Bounding box entries:
^^^^^^^^^^^^^^^^
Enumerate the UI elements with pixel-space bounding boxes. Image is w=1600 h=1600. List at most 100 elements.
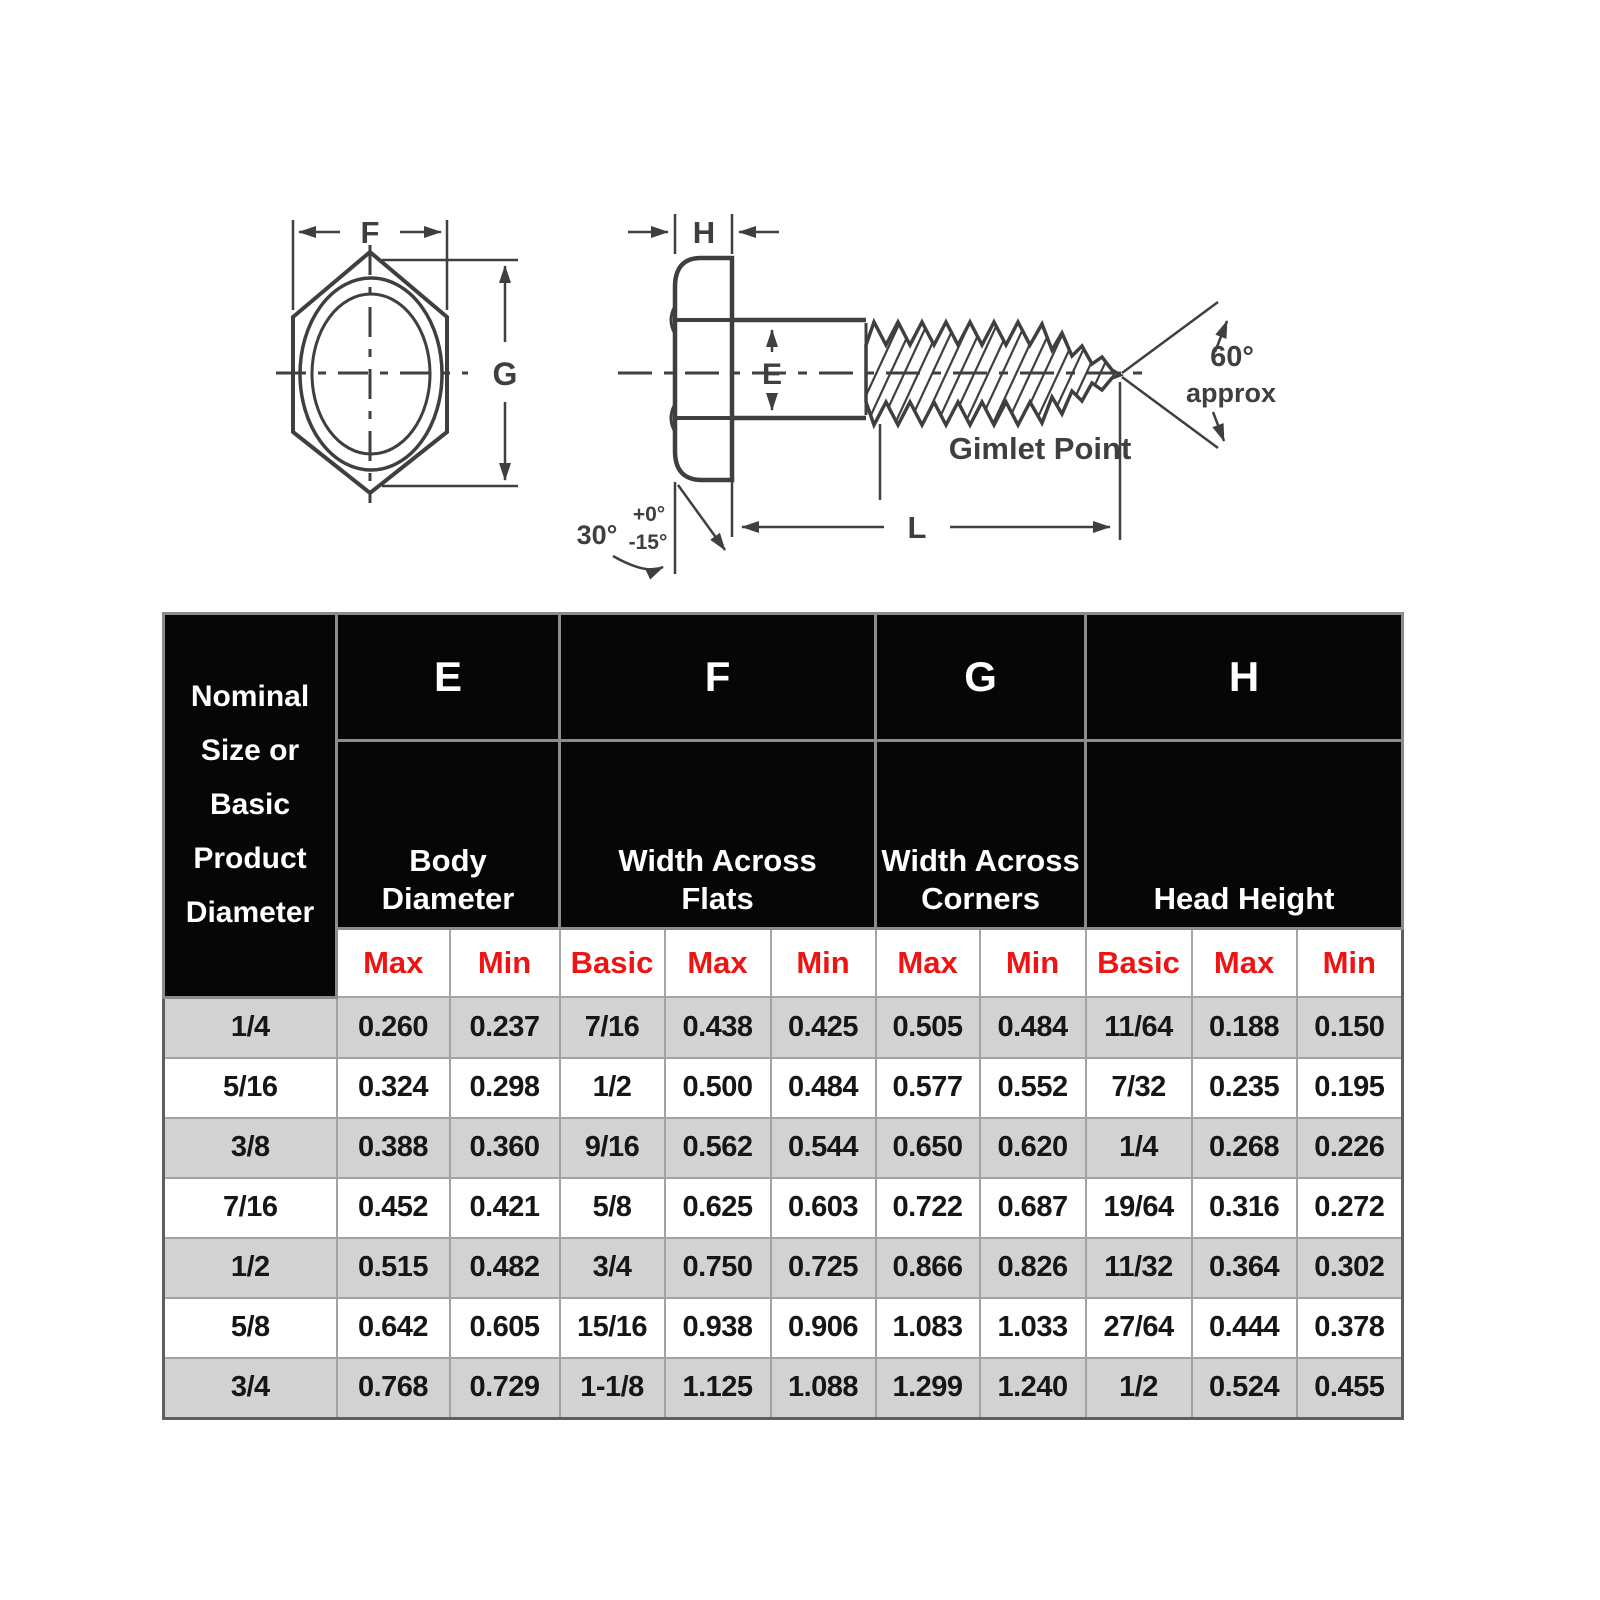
nominal-size-cell: 1/2 <box>162 1236 338 1299</box>
dimension-value-cell: 0.515 <box>335 1236 451 1299</box>
dimension-value-cell: 0.605 <box>448 1296 561 1359</box>
dimension-value-cell: 0.272 <box>1295 1176 1404 1239</box>
dimension-value-cell: 1.083 <box>874 1296 981 1359</box>
dimension-value-cell: 0.577 <box>874 1056 981 1119</box>
dimension-value-cell: 1.033 <box>978 1296 1087 1359</box>
group-header-f: F <box>558 612 878 742</box>
table-row: 1/4 0.260 0.237 7/16 0.438 0.425 0.505 0.484 11/… <box>162 996 1404 1059</box>
dimension-value-cell: 3/4 <box>558 1236 666 1299</box>
group-description-f: Width Across Flats <box>558 739 878 930</box>
lag-screw-engineering-drawing: F G <box>276 214 1276 580</box>
dimension-value-cell: 0.302 <box>1295 1236 1404 1299</box>
lag-screw-side-view <box>612 214 1229 580</box>
group-description-h: Head Height <box>1084 739 1405 930</box>
subheader-cell: Max <box>335 927 451 998</box>
dimension-value-cell: 0.505 <box>874 996 981 1059</box>
dimension-value-cell: 0.722 <box>874 1176 981 1239</box>
dimension-value-cell: 0.484 <box>978 996 1087 1059</box>
group-description-g: Width Across Corners <box>874 739 1088 930</box>
dimension-value-cell: 0.750 <box>663 1236 772 1299</box>
hex-head-front-view <box>276 220 518 503</box>
dimension-value-cell: 0.544 <box>769 1116 877 1179</box>
dimension-value-cell: 0.260 <box>335 996 451 1059</box>
table-row: 1/2 0.515 0.482 3/4 0.750 0.725 0.866 0.826 11/3… <box>162 1236 1404 1299</box>
dimension-value-cell: 0.226 <box>1295 1116 1404 1179</box>
subheader-cell: Min <box>769 927 877 998</box>
dimension-value-cell: 0.388 <box>335 1116 451 1179</box>
chamfer-angle-label: 30° <box>577 520 618 550</box>
chamfer-tolerance-minus: -15° <box>629 531 668 554</box>
subheader-cell: Basic <box>1084 927 1193 998</box>
dimension-value-cell: 0.524 <box>1190 1356 1298 1419</box>
chamfer-tolerance-plus: +0° <box>633 503 665 526</box>
dimension-value-cell: 0.455 <box>1295 1356 1404 1419</box>
dimension-value-cell: 0.484 <box>769 1056 877 1119</box>
dimension-value-cell: 0.268 <box>1190 1116 1298 1179</box>
dimension-value-cell: 9/16 <box>558 1116 666 1179</box>
dimension-value-cell: 1/4 <box>1084 1116 1193 1179</box>
subheader-cell: Max <box>663 927 772 998</box>
nominal-size-cell: 5/8 <box>162 1296 338 1359</box>
dimension-value-cell: 0.438 <box>663 996 772 1059</box>
nominal-size-cell: 3/4 <box>162 1356 338 1419</box>
subheader-cell: Basic <box>558 927 666 998</box>
table-row: 3/8 0.388 0.360 9/16 0.562 0.544 0.650 0.620 1/4… <box>162 1116 1404 1179</box>
dimension-value-cell: 0.768 <box>335 1356 451 1419</box>
group-header-h: H <box>1084 612 1405 742</box>
corner-header: Nominal Size or Basic Product Diameter <box>162 612 338 999</box>
dimension-value-cell: 0.725 <box>769 1236 877 1299</box>
dimension-value-cell: 0.324 <box>335 1056 451 1119</box>
dimension-value-cell: 0.562 <box>663 1116 772 1179</box>
group-header-e: E <box>334 612 562 742</box>
dimension-value-cell: 0.237 <box>448 996 561 1059</box>
dimension-value-cell: 1.240 <box>978 1356 1087 1419</box>
dimension-value-cell: 0.687 <box>978 1176 1087 1239</box>
nominal-size-cell: 3/8 <box>162 1116 338 1179</box>
subheader-row: Max Min Basic Max Min Max Min Basic Max … <box>164 927 1404 998</box>
nominal-size-cell: 7/16 <box>162 1176 338 1239</box>
head-profile <box>672 255 735 483</box>
dimension-value-cell: 0.195 <box>1295 1056 1404 1119</box>
dimension-value-cell: 1/2 <box>1084 1356 1193 1419</box>
table-row: 3/4 0.768 0.729 1-1/8 1.125 1.088 1.299 1.240 1/… <box>162 1356 1404 1419</box>
dimension-value-cell: 11/64 <box>1084 996 1193 1059</box>
group-description-e: Body Diameter <box>334 739 562 930</box>
dimension-value-cell: 0.360 <box>448 1116 561 1179</box>
dimension-value-cell: 0.938 <box>663 1296 772 1359</box>
subheader-cell: Max <box>874 927 981 998</box>
dimension-value-cell: 5/8 <box>558 1176 666 1239</box>
dimension-value-cell: 0.906 <box>769 1296 877 1359</box>
dimension-value-cell: 0.642 <box>335 1296 451 1359</box>
dimension-value-cell: 0.500 <box>663 1056 772 1119</box>
dimension-value-cell: 0.866 <box>874 1236 981 1299</box>
dimension-value-cell: 0.425 <box>769 996 877 1059</box>
dimension-value-cell: 0.378 <box>1295 1296 1404 1359</box>
dimension-value-cell: 0.625 <box>663 1176 772 1239</box>
g-dimension-label: G <box>493 356 518 392</box>
dimension-value-cell: 0.482 <box>448 1236 561 1299</box>
table-body: 1/4 0.260 0.237 7/16 0.438 0.425 0.505 0.484 11/… <box>162 996 1404 1419</box>
gimlet-point-label: Gimlet Point <box>949 431 1132 466</box>
subheader-cell: Min <box>1295 927 1404 998</box>
nominal-size-cell: 5/16 <box>162 1056 338 1119</box>
dimension-value-cell: 0.729 <box>448 1356 561 1419</box>
dimension-value-cell: 0.364 <box>1190 1236 1298 1299</box>
dimension-value-cell: 11/32 <box>1084 1236 1193 1299</box>
dimension-value-cell: 7/32 <box>1084 1056 1193 1119</box>
dimension-value-cell: 0.421 <box>448 1176 561 1239</box>
dimension-value-cell: 0.150 <box>1295 996 1404 1059</box>
dimension-value-cell: 0.235 <box>1190 1056 1298 1119</box>
f-dimension-label: F <box>361 215 380 250</box>
dimension-value-cell: 1.299 <box>874 1356 981 1419</box>
group-header-g: G <box>874 612 1088 742</box>
dimension-value-cell: 0.603 <box>769 1176 877 1239</box>
dimension-value-cell: 0.452 <box>335 1176 451 1239</box>
table-row: 7/16 0.452 0.421 5/8 0.625 0.603 0.722 0.687 19/… <box>162 1176 1404 1239</box>
dimension-value-cell: 7/16 <box>558 996 666 1059</box>
dimension-value-cell: 19/64 <box>1084 1176 1193 1239</box>
subheader-cell: Max <box>1190 927 1298 998</box>
table-row: 5/16 0.324 0.298 1/2 0.500 0.484 0.577 0.552 7/3… <box>162 1056 1404 1119</box>
point-angle-note: approx <box>1186 378 1276 408</box>
group-description-row: Body Diameter Width Across Flats Width A… <box>164 739 1405 930</box>
h-dimension-label: H <box>693 215 715 250</box>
^^^^^^^^^^^^^^^^
Written request => Please count the lines in the entries above that contain the string "group", and reply with the number alone.

The answer => 9